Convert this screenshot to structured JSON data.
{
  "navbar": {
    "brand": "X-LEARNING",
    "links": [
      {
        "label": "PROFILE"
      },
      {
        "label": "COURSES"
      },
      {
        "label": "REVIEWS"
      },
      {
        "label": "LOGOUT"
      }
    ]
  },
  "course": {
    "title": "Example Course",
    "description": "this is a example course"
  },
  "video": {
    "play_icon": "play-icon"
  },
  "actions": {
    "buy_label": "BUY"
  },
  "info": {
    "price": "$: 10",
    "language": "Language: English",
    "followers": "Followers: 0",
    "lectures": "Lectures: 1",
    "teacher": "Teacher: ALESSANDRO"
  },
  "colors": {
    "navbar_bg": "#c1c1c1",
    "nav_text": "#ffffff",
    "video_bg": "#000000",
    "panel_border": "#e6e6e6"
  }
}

◇ ◇ ◇

WHAT YOU SHOULD DO:
Every entry must be retyped in full, exactly as given.

WRITTEN RESPONSE:
Convert this screenshot to structured JSON data.
{
  "navbar": {
    "brand": "X-LEARNING",
    "links": [
      {
        "label": "PROFILE"
      },
      {
        "label": "COURSES"
      },
      {
        "label": "REVIEWS"
      },
      {
        "label": "LOGOUT"
      }
    ]
  },
  "course": {
    "title": "Example Course",
    "description": "this is a example course"
  },
  "video": {
    "play_icon": "play-icon"
  },
  "actions": {
    "buy_label": "BUY"
  },
  "info": {
    "price": "$: 10",
    "language": "Language: English",
    "followers": "Followers: 0",
    "lectures": "Lectures: 1",
    "teacher": "Teacher: ALESSANDRO"
  },
  "colors": {
    "navbar_bg": "#c1c1c1",
    "nav_text": "#ffffff",
    "video_bg": "#000000",
    "panel_border": "#e6e6e6"
  }
}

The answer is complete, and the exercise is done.